◆ Exercise task
Summarize the Montreal travel post in two sentences.

Wow this was a long pause! Sorry for not posting more often in the last few weeks. I’m now in Argentina, back on the road and I have some articles in the pipe!
It was a comeback in Montreal for me as I lived there for a year during my studies. I really loved my stay there back in 2008 and as such it was a pleasure to return and see how things have changed.
Culturally speaking, Montreal is a very interesting city as it embraces both English and French-Canadian heritage. Whereas cities like Quebec are more entrenched in their position, Montreal has managed to create a place where both cultures can live together.
A nice example of this cohabitation is when salespeople greet you with “Hi” in both English and French (“Allo”) and will continue speaking to you using the language you reply in. I love it!
Montreal covers a huge area but most notable neighborhoods are located around the Mont-Royal, the hill in the middle of the city. It also doubles as a great forest to walk into (it’s beautiful in winter) and an easy escape from the city. The view from the top is a must do. In winter, Beaver Lake is a good place to ice skate on a sunny day.
Down from Mont Royal with bus line 11, you’ll arrive straight in the heart of Le Plateau, the trendiest neighborhood of the city. There are a ton of restaurants, bars, coffee shops to try. The place has a kind of European feel and is where most French (from France) expats live. It’s a great area to stroll around on a weekend.
Being in Quebec means you have to try out their famous Poutine made of French fries, topped with gravy and cheese. The best place to have a bite at this less-than-healthy dish is la Banquise which is near metro Mont-Royal in Le Plateau. It’s open 24h and a well known 3 AM lunch break (be ready to queue!) on your way back home after a night out.
Down Saint-Denis street, you’ll find the Latin Quarter and Le Village right next to it. These are lively neighborhood with a very different vibe than Le Plateau. You’ll see a different side of Montreal.

◆ Entries provided

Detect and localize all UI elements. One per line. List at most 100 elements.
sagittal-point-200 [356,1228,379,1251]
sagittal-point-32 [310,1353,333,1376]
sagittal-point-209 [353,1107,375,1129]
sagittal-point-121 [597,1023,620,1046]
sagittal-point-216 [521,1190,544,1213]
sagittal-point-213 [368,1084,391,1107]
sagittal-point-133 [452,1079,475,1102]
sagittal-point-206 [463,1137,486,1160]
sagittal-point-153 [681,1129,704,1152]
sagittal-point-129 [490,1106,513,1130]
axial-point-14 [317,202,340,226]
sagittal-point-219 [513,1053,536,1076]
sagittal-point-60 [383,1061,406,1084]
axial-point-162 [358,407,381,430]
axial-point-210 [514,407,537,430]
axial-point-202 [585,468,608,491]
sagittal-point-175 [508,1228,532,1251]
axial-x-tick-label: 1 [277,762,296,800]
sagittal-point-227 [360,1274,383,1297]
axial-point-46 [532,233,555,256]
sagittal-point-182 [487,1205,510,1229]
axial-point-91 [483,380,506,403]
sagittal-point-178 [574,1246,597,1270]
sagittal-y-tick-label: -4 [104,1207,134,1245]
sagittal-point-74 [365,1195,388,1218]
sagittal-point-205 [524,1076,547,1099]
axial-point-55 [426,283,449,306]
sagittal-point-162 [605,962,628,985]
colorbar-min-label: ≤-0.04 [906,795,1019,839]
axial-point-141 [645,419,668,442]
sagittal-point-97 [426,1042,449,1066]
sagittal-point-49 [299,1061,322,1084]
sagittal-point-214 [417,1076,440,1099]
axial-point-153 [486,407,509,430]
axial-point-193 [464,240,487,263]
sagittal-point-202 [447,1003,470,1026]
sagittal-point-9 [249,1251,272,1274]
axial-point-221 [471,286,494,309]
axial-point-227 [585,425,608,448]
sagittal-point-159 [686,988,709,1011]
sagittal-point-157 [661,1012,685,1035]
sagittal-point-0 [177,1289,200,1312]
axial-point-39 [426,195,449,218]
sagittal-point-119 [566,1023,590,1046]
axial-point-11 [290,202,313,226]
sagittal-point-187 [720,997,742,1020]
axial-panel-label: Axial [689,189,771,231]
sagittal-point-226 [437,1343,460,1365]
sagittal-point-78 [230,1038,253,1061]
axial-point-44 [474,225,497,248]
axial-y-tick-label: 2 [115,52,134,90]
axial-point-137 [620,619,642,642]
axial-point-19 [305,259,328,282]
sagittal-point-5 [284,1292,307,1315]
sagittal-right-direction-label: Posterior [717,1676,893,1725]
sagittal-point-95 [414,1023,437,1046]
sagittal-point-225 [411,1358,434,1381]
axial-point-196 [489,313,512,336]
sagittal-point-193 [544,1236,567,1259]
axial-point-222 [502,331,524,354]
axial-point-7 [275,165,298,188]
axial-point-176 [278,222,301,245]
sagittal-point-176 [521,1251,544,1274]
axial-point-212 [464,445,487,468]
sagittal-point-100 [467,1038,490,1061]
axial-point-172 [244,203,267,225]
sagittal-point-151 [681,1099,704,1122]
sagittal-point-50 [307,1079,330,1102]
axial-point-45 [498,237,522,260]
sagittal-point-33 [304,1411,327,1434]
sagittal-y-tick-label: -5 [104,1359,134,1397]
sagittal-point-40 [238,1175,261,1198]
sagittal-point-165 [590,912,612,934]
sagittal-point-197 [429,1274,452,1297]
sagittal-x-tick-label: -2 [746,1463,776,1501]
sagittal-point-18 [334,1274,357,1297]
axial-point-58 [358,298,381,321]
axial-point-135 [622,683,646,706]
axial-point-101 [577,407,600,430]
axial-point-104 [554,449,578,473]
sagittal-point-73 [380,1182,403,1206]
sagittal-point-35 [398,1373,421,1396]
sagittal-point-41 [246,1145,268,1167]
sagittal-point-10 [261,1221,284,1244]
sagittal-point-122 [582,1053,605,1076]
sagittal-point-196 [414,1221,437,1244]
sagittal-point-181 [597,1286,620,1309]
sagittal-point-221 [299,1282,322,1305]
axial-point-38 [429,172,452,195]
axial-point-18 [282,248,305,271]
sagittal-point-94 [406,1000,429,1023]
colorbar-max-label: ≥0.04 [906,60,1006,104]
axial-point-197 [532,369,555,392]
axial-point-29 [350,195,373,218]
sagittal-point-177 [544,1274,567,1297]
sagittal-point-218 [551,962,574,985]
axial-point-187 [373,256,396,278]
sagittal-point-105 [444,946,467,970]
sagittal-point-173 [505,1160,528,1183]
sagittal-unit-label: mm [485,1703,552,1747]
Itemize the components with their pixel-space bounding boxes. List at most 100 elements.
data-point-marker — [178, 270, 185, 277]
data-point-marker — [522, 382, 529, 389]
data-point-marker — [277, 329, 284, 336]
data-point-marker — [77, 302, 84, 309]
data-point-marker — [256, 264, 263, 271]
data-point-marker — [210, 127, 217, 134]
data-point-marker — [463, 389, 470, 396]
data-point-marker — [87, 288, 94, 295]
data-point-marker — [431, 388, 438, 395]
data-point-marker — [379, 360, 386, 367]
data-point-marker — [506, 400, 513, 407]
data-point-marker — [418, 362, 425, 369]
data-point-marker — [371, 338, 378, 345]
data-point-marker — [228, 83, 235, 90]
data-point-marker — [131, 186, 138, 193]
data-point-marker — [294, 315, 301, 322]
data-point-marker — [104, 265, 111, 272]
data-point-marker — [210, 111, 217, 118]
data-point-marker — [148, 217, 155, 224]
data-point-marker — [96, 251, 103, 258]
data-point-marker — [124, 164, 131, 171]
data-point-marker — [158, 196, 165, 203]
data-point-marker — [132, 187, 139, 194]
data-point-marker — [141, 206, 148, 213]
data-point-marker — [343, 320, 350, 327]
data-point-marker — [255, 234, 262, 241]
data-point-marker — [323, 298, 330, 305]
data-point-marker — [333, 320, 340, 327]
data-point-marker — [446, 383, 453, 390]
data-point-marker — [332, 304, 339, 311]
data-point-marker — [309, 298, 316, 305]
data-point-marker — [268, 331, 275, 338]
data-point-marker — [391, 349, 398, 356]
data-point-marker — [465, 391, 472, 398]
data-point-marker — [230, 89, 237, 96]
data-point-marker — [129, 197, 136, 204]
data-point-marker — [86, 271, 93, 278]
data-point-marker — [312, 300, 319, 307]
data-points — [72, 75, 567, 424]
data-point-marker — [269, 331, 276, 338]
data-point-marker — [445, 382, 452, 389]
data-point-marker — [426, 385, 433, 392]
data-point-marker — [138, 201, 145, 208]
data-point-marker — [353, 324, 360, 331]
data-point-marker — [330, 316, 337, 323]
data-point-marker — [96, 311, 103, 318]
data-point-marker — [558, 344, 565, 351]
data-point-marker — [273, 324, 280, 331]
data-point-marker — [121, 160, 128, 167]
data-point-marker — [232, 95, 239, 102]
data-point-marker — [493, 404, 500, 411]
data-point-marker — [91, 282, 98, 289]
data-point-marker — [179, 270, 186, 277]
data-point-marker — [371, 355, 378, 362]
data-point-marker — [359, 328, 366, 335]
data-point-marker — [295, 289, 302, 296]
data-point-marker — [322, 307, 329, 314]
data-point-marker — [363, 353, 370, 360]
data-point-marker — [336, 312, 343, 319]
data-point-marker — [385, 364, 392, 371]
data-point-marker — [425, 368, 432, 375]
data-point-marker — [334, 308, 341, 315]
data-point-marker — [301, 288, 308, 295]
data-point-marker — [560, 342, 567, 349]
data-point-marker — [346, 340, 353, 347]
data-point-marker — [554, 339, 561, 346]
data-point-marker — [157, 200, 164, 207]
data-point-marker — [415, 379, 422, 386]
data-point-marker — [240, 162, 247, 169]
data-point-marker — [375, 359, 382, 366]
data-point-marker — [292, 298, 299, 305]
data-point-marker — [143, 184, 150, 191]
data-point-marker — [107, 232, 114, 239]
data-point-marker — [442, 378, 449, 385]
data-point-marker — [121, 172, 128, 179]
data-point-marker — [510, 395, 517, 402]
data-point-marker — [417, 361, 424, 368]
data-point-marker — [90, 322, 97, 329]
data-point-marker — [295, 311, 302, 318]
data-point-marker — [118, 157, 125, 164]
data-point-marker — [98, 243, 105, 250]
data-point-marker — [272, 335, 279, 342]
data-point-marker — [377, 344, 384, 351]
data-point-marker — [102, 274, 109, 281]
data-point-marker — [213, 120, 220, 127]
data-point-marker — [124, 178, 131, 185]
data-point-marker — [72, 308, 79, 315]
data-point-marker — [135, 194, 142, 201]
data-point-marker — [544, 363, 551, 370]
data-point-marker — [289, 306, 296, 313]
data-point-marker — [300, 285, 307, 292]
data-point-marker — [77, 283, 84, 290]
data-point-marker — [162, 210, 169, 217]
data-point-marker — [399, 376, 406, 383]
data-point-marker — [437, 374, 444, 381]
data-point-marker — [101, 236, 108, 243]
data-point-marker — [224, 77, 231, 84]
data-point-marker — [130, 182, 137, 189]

◆ Exercise response
Writing from Argentina, the author describes a return to Montreal after living there for a year in 2008, presenting it as a city where English and French-Canadian cultures live together and salespeople greet customers in both languages. The post points to Mont-Royal for walks and its view, to Le Plateau for restaurants, bars and a European feel, to la Banquise for poutine, and to the Latin Quarter and Le Village down Saint-Denis street.